[BEGIN Items]

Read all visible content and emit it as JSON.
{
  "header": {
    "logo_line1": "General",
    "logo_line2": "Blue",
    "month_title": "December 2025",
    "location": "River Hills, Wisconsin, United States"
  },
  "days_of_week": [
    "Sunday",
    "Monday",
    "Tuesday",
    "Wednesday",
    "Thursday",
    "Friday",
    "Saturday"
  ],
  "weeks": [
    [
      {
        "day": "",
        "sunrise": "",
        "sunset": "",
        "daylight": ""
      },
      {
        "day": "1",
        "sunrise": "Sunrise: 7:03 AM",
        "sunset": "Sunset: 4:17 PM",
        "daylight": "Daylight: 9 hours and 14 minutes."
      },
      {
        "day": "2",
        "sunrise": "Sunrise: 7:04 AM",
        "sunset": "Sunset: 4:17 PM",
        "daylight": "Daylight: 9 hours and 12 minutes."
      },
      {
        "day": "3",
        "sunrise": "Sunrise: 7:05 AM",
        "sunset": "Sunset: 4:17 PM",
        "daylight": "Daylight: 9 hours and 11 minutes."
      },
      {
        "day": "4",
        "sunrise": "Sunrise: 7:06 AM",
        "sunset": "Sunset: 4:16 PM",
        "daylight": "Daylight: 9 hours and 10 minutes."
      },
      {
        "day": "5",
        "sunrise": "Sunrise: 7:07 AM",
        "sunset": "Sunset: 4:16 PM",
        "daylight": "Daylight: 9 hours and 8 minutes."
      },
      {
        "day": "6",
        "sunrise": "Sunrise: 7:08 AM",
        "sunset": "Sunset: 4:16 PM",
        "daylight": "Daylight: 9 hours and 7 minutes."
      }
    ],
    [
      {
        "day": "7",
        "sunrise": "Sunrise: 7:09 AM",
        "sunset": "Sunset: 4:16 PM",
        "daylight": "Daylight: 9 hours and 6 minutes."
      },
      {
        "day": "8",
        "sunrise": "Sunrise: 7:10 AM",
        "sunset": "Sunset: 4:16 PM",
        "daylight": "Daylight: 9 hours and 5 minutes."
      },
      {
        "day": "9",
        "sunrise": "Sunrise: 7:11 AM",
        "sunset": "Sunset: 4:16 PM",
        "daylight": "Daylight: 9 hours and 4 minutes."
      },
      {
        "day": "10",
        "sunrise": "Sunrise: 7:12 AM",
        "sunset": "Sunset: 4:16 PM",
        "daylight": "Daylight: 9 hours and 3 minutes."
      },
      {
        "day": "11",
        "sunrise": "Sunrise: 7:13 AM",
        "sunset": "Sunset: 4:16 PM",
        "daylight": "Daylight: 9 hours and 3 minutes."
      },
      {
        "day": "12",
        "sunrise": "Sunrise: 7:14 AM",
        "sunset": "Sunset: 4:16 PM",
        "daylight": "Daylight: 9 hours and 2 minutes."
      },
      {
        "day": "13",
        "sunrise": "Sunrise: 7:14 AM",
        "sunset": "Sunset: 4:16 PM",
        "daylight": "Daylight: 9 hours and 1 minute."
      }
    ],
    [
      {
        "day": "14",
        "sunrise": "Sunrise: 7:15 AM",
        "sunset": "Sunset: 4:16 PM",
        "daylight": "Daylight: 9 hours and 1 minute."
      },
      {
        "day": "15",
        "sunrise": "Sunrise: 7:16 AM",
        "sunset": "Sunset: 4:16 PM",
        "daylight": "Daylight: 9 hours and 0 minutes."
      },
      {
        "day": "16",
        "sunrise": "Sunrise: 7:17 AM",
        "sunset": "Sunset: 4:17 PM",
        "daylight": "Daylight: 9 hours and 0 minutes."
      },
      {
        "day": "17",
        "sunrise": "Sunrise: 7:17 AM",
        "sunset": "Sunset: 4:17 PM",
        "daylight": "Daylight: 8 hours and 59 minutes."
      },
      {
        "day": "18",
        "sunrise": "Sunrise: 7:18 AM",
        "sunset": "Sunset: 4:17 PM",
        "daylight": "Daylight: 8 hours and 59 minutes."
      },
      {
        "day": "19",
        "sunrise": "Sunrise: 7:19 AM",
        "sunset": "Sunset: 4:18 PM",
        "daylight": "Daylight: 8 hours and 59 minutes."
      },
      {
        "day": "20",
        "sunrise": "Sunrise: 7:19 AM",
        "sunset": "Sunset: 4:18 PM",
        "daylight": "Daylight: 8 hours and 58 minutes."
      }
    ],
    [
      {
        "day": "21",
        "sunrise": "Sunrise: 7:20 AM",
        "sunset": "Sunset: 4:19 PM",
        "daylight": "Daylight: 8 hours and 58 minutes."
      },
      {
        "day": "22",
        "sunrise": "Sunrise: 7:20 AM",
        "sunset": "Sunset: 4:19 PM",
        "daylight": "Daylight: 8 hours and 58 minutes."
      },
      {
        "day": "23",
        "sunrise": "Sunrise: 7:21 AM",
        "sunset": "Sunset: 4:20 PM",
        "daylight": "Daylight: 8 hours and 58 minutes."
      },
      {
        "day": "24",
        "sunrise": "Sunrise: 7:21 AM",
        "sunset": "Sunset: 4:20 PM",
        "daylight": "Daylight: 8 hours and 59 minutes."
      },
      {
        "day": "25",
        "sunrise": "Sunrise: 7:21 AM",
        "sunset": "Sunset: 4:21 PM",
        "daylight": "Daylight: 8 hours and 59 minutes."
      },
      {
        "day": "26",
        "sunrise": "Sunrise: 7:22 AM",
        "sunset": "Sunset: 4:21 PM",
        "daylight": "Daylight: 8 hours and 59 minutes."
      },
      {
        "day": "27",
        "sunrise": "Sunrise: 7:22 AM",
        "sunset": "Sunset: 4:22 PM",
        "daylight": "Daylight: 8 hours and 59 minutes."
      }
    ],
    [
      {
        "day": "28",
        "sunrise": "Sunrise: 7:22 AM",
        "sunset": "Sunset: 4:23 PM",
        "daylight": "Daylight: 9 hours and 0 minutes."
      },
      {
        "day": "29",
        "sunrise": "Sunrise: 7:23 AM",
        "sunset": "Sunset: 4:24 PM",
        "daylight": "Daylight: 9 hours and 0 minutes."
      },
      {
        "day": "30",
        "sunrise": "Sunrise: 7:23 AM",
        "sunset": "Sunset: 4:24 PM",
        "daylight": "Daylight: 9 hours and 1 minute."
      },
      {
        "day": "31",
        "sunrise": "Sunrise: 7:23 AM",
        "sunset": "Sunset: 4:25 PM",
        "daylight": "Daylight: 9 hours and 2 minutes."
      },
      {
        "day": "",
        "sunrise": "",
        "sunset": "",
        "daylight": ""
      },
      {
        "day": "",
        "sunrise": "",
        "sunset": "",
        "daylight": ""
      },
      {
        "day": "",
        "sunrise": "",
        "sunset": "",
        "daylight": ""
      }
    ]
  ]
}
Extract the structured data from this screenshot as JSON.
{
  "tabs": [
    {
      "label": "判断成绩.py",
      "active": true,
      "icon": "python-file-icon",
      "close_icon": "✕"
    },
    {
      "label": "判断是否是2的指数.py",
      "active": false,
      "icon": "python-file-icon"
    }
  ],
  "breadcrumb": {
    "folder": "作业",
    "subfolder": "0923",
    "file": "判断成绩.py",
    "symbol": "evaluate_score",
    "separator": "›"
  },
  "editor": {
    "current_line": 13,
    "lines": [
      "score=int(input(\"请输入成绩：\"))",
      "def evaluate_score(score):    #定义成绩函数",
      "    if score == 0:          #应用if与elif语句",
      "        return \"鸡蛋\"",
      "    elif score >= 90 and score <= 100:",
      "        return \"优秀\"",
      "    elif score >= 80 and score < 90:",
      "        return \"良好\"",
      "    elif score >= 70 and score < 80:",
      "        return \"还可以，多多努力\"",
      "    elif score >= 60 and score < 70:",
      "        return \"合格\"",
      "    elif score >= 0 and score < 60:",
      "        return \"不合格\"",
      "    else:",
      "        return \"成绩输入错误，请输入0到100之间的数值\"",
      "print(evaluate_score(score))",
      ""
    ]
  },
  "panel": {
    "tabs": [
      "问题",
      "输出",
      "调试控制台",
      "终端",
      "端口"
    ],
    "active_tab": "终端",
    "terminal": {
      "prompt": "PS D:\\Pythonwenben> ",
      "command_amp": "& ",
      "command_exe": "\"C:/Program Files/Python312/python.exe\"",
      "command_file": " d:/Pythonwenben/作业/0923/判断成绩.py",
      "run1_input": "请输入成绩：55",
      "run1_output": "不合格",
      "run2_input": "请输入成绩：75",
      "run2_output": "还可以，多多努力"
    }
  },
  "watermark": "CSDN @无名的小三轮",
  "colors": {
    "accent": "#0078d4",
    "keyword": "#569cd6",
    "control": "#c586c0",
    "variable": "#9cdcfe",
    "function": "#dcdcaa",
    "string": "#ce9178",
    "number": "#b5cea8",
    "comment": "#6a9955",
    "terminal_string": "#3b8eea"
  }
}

[END Items]

▸ **Aim**
Repeat, character for character, the lines from the one that holds "Extract the structured" to the final line of the material, inclusive, and no other lines.

▸ **Written reply**
Extract the structured data from this screenshot as JSON.
{
  "tabs": [
    {
      "label": "判断成绩.py",
      "active": true,
      "icon": "python-file-icon",
      "close_icon": "✕"
    },
    {
      "label": "判断是否是2的指数.py",
      "active": false,
      "icon": "python-file-icon"
    }
  ],
  "breadcrumb": {
    "folder": "作业",
    "subfolder": "0923",
    "file": "判断成绩.py",
    "symbol": "evaluate_score",
    "separator": "›"
  },
  "editor": {
    "current_line": 13,
    "lines": [
      "score=int(input(\"请输入成绩：\"))",
      "def evaluate_score(score):    #定义成绩函数",
      "    if score == 0:          #应用if与elif语句",
      "        return \"鸡蛋\"",
      "    elif score >= 90 and score <= 100:",
      "        return \"优秀\"",
      "    elif score >= 80 and score < 90:",
      "        return \"良好\"",
      "    elif score >= 70 and score < 80:",
      "        return \"还可以，多多努力\"",
      "    elif score >= 60 and score < 70:",
      "        return \"合格\"",
      "    elif score >= 0 and score < 60:",
      "        return \"不合格\"",
      "    else:",
      "        return \"成绩输入错误，请输入0到100之间的数值\"",
      "print(evaluate_score(score))",
      ""
    ]
  },
  "panel": {
    "tabs": [
      "问题",
      "输出",
      "调试控制台",
      "终端",
      "端口"
    ],
    "active_tab": "终端",
    "terminal": {
      "prompt": "PS D:\\Pythonwenben> ",
      "command_amp": "& ",
      "command_exe": "\"C:/Program Files/Python312/python.exe\"",
      "command_file": " d:/Pythonwenben/作业/0923/判断成绩.py",
      "run1_input": "请输入成绩：55",
      "run1_output": "不合格",
      "run2_input": "请输入成绩：75",
      "run2_output": "还可以，多多努力"
    }
  },
  "watermark": "CSDN @无名的小三轮",
  "colors": {
    "accent": "#0078d4",
    "keyword": "#569cd6",
    "control": "#c586c0",
    "variable": "#9cdcfe",
    "function": "#dcdcaa",
    "string": "#ce9178",
    "number": "#b5cea8",
    "comment": "#6a9955",
    "terminal_string": "#3b8eea"
  }
}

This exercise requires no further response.